======== Record set

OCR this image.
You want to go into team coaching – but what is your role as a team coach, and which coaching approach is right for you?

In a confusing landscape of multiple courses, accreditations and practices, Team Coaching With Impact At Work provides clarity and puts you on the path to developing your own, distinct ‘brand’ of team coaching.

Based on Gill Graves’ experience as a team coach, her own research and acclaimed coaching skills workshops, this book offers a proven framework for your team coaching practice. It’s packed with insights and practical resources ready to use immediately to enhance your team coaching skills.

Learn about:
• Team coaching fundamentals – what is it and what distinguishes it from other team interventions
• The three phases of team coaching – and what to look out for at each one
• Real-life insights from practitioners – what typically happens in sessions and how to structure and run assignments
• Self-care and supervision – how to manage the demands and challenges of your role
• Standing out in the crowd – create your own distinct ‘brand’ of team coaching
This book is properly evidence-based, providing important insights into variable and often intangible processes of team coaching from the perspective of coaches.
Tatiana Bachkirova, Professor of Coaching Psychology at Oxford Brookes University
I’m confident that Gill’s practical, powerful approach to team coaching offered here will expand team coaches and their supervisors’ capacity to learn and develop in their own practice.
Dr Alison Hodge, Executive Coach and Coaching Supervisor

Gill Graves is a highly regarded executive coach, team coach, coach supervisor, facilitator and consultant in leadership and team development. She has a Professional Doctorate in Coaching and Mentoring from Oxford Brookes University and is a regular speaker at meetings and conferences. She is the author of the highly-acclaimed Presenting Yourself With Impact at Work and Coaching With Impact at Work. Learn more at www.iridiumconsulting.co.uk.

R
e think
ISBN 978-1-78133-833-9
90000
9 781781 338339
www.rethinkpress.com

================

Return the entries in full, keeping every line exactly as it is.

--- Solution to the problem ---
OCR this image.
You want to go into team coaching – but what is your role as a team coach, and which coaching approach is right for you?

In a confusing landscape of multiple courses, accreditations and practices, Team Coaching With Impact At Work provides clarity and puts you on the path to developing your own, distinct ‘brand’ of team coaching.

Based on Gill Graves’ experience as a team coach, her own research and acclaimed coaching skills workshops, this book offers a proven framework for your team coaching practice. It’s packed with insights and practical resources ready to use immediately to enhance your team coaching skills.

Learn about:
• Team coaching fundamentals – what is it and what distinguishes it from other team interventions
• The three phases of team coaching – and what to look out for at each one
• Real-life insights from practitioners – what typically happens in sessions and how to structure and run assignments
• Self-care and supervision – how to manage the demands and challenges of your role
• Standing out in the crowd – create your own distinct ‘brand’ of team coaching
This book is properly evidence-based, providing important insights into variable and often intangible processes of team coaching from the perspective of coaches.
Tatiana Bachkirova, Professor of Coaching Psychology at Oxford Brookes University
I’m confident that Gill’s practical, powerful approach to team coaching offered here will expand team coaches and their supervisors’ capacity to learn and develop in their own practice.
Dr Alison Hodge, Executive Coach and Coaching Supervisor

Gill Graves is a highly regarded executive coach, team coach, coach supervisor, facilitator and consultant in leadership and team development. She has a Professional Doctorate in Coaching and Mentoring from Oxford Brookes University and is a regular speaker at meetings and conferences. She is the author of the highly-acclaimed Presenting Yourself With Impact at Work and Coaching With Impact at Work. Learn more at www.iridiumconsulting.co.uk.

R
e think
ISBN 978-1-78133-833-9
90000
9 781781 338339
www.rethinkpress.com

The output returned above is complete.